## Goals
a: Swap "architect" for "designer" in the text on commercial building design, and write out everything from "The Owner/developer may" down to "in-situ concrete, other)?" with that change.
b: Answer these questions from the text on commercial building design.
(i) Which professional provides input on outright cost?
(ii) For what purpose is masonry often combined with steel framing at the bottoms of the walls?

## Text segment
§

The Owner/developer may well have their own preferences,but in general on commercial builds it's the architect who decides, based in part on the brief from the owner/developer, and often with additional input from both the structural engineer (engineering design of stressed components) and the quantity surveyor (outright cost). There is also a large amount of input from the local council (planning restrictions, zoning, etc) and statutory regulations must also be observed. Finally amendments may well be required when the building contractor comes on board (he/she can make recommendations to improve speed/cost of build) and there are inevitably variances during the build brought about by details which the architect may not have designed fully

- How many persons do you need on site to build the set of walls with your standard method (bricks, wood, pre-cast, steel, in-situ concrete, other)?
This is the how long is a piece of string..... For a commercial building you'd also need to consider steel framing with cladding (this is often combined with masonry at the bottoms of the walls, primarily for security/durability). These days there are alternative materials such as straw bale, SIPS, masonry cladding over timber frame, etc to consider not to mention pre-manufactured timber framing. Each has it's own labour/skill level attached and the number of people required on site to build any walls is influenced by factors such as the build schedule, interaction with other trades, etc. Each project can be very different

- How many persons do you- How many days does it take you on average to build the walls of such one-storey buildings with a floor area of 100 m2 (excluding the foundation, slab and installing windows)?

§

## Source material
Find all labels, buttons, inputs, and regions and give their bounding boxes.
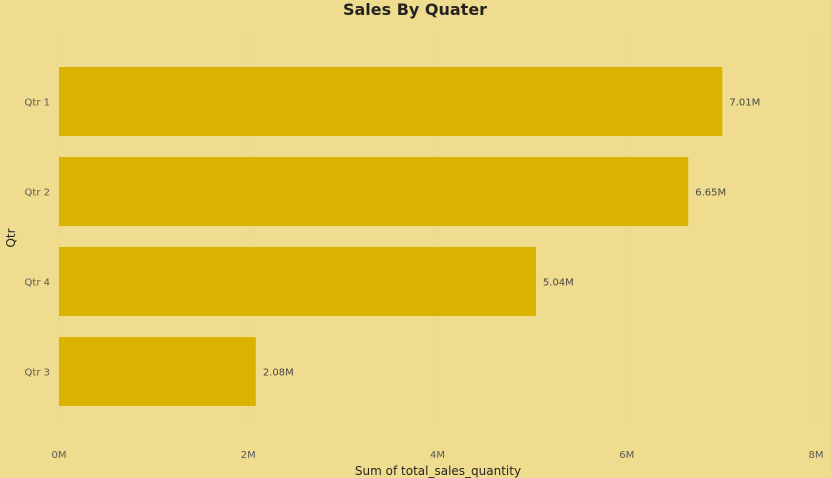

§

## Solved tasks
a:
The Owner/developer may well have their own preferences,but in general on commercial builds it's the designer who decides, based in part on the brief from the owner/developer, and often with additional input from both the structural engineer (engineering design of stressed components) and the quantity surveyor (outright cost). There is also a large amount of input from the local council (planning restrictions, zoning, etc) and statutory regulations must also be observed. Finally amendments may well be required when the building contractor comes on board (he/she can make recommendations to improve speed/cost of build) and there are inevitably variances during the build brought about by details which the designer may not have designed fully

- How many persons do you need on site to build the set of walls with your standard method (bricks, wood, pre-cast, steel, in-situ concrete, other)?

b:
(i) The quantity surveyor.
(ii) Primarily for security and durability.